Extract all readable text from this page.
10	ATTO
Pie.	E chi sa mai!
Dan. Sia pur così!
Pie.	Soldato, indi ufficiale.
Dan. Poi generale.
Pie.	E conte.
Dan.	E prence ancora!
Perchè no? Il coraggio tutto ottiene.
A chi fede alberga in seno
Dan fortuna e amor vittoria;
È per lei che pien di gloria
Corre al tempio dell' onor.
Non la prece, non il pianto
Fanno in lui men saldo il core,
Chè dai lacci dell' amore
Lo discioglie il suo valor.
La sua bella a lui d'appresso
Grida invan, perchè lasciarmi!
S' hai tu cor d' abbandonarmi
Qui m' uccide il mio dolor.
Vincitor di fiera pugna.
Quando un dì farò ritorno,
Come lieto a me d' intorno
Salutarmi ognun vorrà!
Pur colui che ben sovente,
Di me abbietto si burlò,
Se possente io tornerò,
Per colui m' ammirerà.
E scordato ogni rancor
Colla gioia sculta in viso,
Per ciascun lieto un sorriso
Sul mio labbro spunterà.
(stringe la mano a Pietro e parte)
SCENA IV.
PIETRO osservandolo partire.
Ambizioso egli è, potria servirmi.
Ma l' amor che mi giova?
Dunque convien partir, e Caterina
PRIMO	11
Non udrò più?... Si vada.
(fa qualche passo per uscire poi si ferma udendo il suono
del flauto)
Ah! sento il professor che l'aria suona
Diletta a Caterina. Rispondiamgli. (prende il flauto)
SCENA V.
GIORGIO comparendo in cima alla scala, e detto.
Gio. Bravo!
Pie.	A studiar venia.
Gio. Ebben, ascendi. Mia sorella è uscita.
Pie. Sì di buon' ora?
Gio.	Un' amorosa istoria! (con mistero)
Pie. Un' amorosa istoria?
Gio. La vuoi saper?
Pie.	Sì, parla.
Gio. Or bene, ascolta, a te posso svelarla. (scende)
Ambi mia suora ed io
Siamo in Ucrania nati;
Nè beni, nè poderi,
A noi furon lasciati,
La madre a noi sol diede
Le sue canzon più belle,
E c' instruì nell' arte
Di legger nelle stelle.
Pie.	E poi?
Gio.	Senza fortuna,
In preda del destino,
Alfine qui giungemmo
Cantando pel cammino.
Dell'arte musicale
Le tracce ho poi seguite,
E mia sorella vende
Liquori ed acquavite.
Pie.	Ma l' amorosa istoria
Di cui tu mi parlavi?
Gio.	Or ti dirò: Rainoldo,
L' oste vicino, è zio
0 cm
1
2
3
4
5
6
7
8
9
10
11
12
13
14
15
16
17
*****
Challenge = Could you transcribe the records in full, exactly?

Final result =
Extract all readable text from this page.
10	ATTO
Pie.	E chi sa mai!
Dan. Sia pur così!
Pie.	Soldato, indi ufficiale.
Dan. Poi generale.
Pie.	E conte.
Dan.	E prence ancora!
Perchè no? Il coraggio tutto ottiene.
A chi fede alberga in seno
Dan fortuna e amor vittoria;
È per lei che pien di gloria
Corre al tempio dell' onor.
Non la prece, non il pianto
Fanno in lui men saldo il core,
Chè dai lacci dell' amore
Lo discioglie il suo valor.
La sua bella a lui d'appresso
Grida invan, perchè lasciarmi!
S' hai tu cor d' abbandonarmi
Qui m' uccide il mio dolor.
Vincitor di fiera pugna.
Quando un dì farò ritorno,
Come lieto a me d' intorno
Salutarmi ognun vorrà!
Pur colui che ben sovente,
Di me abbietto si burlò,
Se possente io tornerò,
Per colui m' ammirerà.
E scordato ogni rancor
Colla gioia sculta in viso,
Per ciascun lieto un sorriso
Sul mio labbro spunterà.
(stringe la mano a Pietro e parte)
SCENA IV.
PIETRO osservandolo partire.
Ambizioso egli è, potria servirmi.
Ma l' amor che mi giova?
Dunque convien partir, e Caterina
PRIMO	11
Non udrò più?... Si vada.
(fa qualche passo per uscire poi si ferma udendo il suono
del flauto)
Ah! sento il professor che l'aria suona
Diletta a Caterina. Rispondiamgli. (prende il flauto)
SCENA V.
GIORGIO comparendo in cima alla scala, e detto.
Gio. Bravo!
Pie.	A studiar venia.
Gio. Ebben, ascendi. Mia sorella è uscita.
Pie. Sì di buon' ora?
Gio.	Un' amorosa istoria! (con mistero)
Pie. Un' amorosa istoria?
Gio. La vuoi saper?
Pie.	Sì, parla.
Gio. Or bene, ascolta, a te posso svelarla. (scende)
Ambi mia suora ed io
Siamo in Ucrania nati;
Nè beni, nè poderi,
A noi furon lasciati,
La madre a noi sol diede
Le sue canzon più belle,
E c' instruì nell' arte
Di legger nelle stelle.
Pie.	E poi?
Gio.	Senza fortuna,
In preda del destino,
Alfine qui giungemmo
Cantando pel cammino.
Dell'arte musicale
Le tracce ho poi seguite,
E mia sorella vende
Liquori ed acquavite.
Pie.	Ma l' amorosa istoria
Di cui tu mi parlavi?
Gio.	Or ti dirò: Rainoldo,
L' oste vicino, è zio
0 cm
1
2
3
4
5
6
7
8
9
10
11
12
13
14
15
16
17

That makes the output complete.